Dataset excerpt:
┌──
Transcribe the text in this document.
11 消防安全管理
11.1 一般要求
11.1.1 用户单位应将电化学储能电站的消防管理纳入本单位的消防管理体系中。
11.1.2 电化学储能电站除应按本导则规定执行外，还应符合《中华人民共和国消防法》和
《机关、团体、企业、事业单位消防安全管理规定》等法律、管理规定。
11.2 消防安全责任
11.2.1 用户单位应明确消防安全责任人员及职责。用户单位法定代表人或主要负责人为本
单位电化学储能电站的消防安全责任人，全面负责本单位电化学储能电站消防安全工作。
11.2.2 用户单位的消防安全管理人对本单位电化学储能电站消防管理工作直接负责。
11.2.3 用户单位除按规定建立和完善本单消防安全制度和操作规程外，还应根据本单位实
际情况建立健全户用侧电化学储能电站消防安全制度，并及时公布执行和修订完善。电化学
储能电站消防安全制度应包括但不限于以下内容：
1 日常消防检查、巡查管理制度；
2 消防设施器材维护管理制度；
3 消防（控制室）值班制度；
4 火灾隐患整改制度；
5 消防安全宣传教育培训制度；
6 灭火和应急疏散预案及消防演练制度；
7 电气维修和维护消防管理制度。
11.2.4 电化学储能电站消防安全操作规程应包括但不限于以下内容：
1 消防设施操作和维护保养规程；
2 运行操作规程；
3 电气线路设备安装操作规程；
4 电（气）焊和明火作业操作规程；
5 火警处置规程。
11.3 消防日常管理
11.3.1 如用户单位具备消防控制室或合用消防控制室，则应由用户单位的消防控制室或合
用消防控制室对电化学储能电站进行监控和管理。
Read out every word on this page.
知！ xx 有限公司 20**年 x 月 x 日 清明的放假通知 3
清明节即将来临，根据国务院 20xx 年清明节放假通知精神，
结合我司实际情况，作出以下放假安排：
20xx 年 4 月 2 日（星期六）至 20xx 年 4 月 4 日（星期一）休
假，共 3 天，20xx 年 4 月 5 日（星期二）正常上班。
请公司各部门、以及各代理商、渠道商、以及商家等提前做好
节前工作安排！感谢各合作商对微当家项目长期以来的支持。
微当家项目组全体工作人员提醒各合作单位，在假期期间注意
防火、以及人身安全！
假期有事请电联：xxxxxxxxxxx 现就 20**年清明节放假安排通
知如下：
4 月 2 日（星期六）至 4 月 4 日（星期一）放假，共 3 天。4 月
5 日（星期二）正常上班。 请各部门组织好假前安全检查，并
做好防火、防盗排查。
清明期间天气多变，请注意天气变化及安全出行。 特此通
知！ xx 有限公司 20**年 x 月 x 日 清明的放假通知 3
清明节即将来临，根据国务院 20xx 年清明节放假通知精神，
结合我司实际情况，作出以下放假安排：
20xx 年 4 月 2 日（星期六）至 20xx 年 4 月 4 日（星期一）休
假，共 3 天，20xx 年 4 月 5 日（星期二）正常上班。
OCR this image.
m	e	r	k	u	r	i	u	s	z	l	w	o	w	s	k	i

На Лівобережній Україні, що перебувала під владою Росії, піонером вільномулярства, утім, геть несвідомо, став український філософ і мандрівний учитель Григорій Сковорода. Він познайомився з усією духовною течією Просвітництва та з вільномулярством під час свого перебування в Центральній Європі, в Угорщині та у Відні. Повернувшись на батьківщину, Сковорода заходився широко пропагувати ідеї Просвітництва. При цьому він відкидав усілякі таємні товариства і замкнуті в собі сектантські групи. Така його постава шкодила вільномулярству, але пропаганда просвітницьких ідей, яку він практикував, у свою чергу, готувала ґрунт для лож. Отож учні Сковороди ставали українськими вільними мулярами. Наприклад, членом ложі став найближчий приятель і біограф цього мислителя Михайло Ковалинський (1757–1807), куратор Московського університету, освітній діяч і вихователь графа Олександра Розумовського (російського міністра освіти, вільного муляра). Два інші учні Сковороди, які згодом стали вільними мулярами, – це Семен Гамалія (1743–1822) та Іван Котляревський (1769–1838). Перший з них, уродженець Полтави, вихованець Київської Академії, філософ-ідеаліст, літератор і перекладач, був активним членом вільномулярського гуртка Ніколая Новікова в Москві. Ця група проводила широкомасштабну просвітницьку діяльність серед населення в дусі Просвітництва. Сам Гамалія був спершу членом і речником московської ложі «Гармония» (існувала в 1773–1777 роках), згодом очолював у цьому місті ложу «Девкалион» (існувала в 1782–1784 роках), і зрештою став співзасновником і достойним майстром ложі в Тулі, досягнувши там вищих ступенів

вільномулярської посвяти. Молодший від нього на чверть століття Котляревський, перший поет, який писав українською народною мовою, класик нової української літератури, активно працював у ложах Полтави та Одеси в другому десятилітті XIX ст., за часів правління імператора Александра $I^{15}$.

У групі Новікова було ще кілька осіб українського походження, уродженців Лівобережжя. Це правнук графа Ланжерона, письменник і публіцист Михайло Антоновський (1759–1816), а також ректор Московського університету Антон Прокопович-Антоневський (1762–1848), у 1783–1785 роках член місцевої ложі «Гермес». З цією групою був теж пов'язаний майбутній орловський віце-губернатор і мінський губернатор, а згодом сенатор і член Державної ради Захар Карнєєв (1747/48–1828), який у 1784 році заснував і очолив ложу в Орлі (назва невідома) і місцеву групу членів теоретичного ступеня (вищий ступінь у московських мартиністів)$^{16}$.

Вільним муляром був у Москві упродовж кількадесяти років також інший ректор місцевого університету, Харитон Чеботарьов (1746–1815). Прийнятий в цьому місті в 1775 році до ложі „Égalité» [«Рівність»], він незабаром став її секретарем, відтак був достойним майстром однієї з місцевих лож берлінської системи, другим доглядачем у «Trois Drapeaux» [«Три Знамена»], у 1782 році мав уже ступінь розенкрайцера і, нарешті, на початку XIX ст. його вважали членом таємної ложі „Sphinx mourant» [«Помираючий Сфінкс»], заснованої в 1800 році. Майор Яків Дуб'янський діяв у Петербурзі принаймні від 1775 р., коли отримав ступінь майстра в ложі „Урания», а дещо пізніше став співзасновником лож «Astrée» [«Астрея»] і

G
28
└──
Written instruction:
Extract the complete listing above, reproducing each line exactly.

Solution:
Transcribe the text in this document.
11 消防安全管理
11.1 一般要求
11.1.1 用户单位应将电化学储能电站的消防管理纳入本单位的消防管理体系中。
11.1.2 电化学储能电站除应按本导则规定执行外，还应符合《中华人民共和国消防法》和
《机关、团体、企业、事业单位消防安全管理规定》等法律、管理规定。
11.2 消防安全责任
11.2.1 用户单位应明确消防安全责任人员及职责。用户单位法定代表人或主要负责人为本
单位电化学储能电站的消防安全责任人，全面负责本单位电化学储能电站消防安全工作。
11.2.2 用户单位的消防安全管理人对本单位电化学储能电站消防管理工作直接负责。
11.2.3 用户单位除按规定建立和完善本单消防安全制度和操作规程外，还应根据本单位实
际情况建立健全户用侧电化学储能电站消防安全制度，并及时公布执行和修订完善。电化学
储能电站消防安全制度应包括但不限于以下内容：
1 日常消防检查、巡查管理制度；
2 消防设施器材维护管理制度；
3 消防（控制室）值班制度；
4 火灾隐患整改制度；
5 消防安全宣传教育培训制度；
6 灭火和应急疏散预案及消防演练制度；
7 电气维修和维护消防管理制度。
11.2.4 电化学储能电站消防安全操作规程应包括但不限于以下内容：
1 消防设施操作和维护保养规程；
2 运行操作规程；
3 电气线路设备安装操作规程；
4 电（气）焊和明火作业操作规程；
5 火警处置规程。
11.3 消防日常管理
11.3.1 如用户单位具备消防控制室或合用消防控制室，则应由用户单位的消防控制室或合
用消防控制室对电化学储能电站进行监控和管理。
Read out every word on this page.
知！ xx 有限公司 20**年 x 月 x 日 清明的放假通知 3
清明节即将来临，根据国务院 20xx 年清明节放假通知精神，
结合我司实际情况，作出以下放假安排：
20xx 年 4 月 2 日（星期六）至 20xx 年 4 月 4 日（星期一）休
假，共 3 天，20xx 年 4 月 5 日（星期二）正常上班。
请公司各部门、以及各代理商、渠道商、以及商家等提前做好
节前工作安排！感谢各合作商对微当家项目长期以来的支持。
微当家项目组全体工作人员提醒各合作单位，在假期期间注意
防火、以及人身安全！
假期有事请电联：xxxxxxxxxxx 现就 20**年清明节放假安排通
知如下：
4 月 2 日（星期六）至 4 月 4 日（星期一）放假，共 3 天。4 月
5 日（星期二）正常上班。 请各部门组织好假前安全检查，并
做好防火、防盗排查。
清明期间天气多变，请注意天气变化及安全出行。 特此通
知！ xx 有限公司 20**年 x 月 x 日 清明的放假通知 3
清明节即将来临，根据国务院 20xx 年清明节放假通知精神，
结合我司实际情况，作出以下放假安排：
20xx 年 4 月 2 日（星期六）至 20xx 年 4 月 4 日（星期一）休
假，共 3 天，20xx 年 4 月 5 日（星期二）正常上班。
OCR this image.
m	e	r	k	u	r	i	u	s	z	l	w	o	w	s	k	i

На Лівобережній Україні, що перебувала під владою Росії, піонером вільномулярства, утім, геть несвідомо, став український філософ і мандрівний учитель Григорій Сковорода. Він познайомився з усією духовною течією Просвітництва та з вільномулярством під час свого перебування в Центральній Європі, в Угорщині та у Відні. Повернувшись на батьківщину, Сковорода заходився широко пропагувати ідеї Просвітництва. При цьому він відкидав усілякі таємні товариства і замкнуті в собі сектантські групи. Така його постава шкодила вільномулярству, але пропаганда просвітницьких ідей, яку він практикував, у свою чергу, готувала ґрунт для лож. Отож учні Сковороди ставали українськими вільними мулярами. Наприклад, членом ложі став найближчий приятель і біограф цього мислителя Михайло Ковалинський (1757–1807), куратор Московського університету, освітній діяч і вихователь графа Олександра Розумовського (російського міністра освіти, вільного муляра). Два інші учні Сковороди, які згодом стали вільними мулярами, – це Семен Гамалія (1743–1822) та Іван Котляревський (1769–1838). Перший з них, уродженець Полтави, вихованець Київської Академії, філософ-ідеаліст, літератор і перекладач, був активним членом вільномулярського гуртка Ніколая Новікова в Москві. Ця група проводила широкомасштабну просвітницьку діяльність серед населення в дусі Просвітництва. Сам Гамалія був спершу членом і речником московської ложі «Гармония» (існувала в 1773–1777 роках), згодом очолював у цьому місті ложу «Девкалион» (існувала в 1782–1784 роках), і зрештою став співзасновником і достойним майстром ложі в Тулі, досягнувши там вищих ступенів

вільномулярської посвяти. Молодший від нього на чверть століття Котляревський, перший поет, який писав українською народною мовою, класик нової української літератури, активно працював у ложах Полтави та Одеси в другому десятилітті XIX ст., за часів правління імператора Александра $I^{15}$.

У групі Новікова було ще кілька осіб українського походження, уродженців Лівобережжя. Це правнук графа Ланжерона, письменник і публіцист Михайло Антоновський (1759–1816), а також ректор Московського університету Антон Прокопович-Антоневський (1762–1848), у 1783–1785 роках член місцевої ложі «Гермес». З цією групою був теж пов'язаний майбутній орловський віце-губернатор і мінський губернатор, а згодом сенатор і член Державної ради Захар Карнєєв (1747/48–1828), який у 1784 році заснував і очолив ложу в Орлі (назва невідома) і місцеву групу членів теоретичного ступеня (вищий ступінь у московських мартиністів)$^{16}$.

Вільним муляром був у Москві упродовж кількадесяти років також інший ректор місцевого університету, Харитон Чеботарьов (1746–1815). Прийнятий в цьому місті в 1775 році до ложі „Égalité» [«Рівність»], він незабаром став її секретарем, відтак був достойним майстром однієї з місцевих лож берлінської системи, другим доглядачем у «Trois Drapeaux» [«Три Знамена»], у 1782 році мав уже ступінь розенкрайцера і, нарешті, на початку XIX ст. його вважали членом таємної ложі „Sphinx mourant» [«Помираючий Сфінкс»], заснованої в 1800 році. Майор Яків Дуб'янський діяв у Петербурзі принаймні від 1775 р., коли отримав ступінь майстра в ложі „Урания», а дещо пізніше став співзасновником лож «Astrée» [«Астрея»] і

G
28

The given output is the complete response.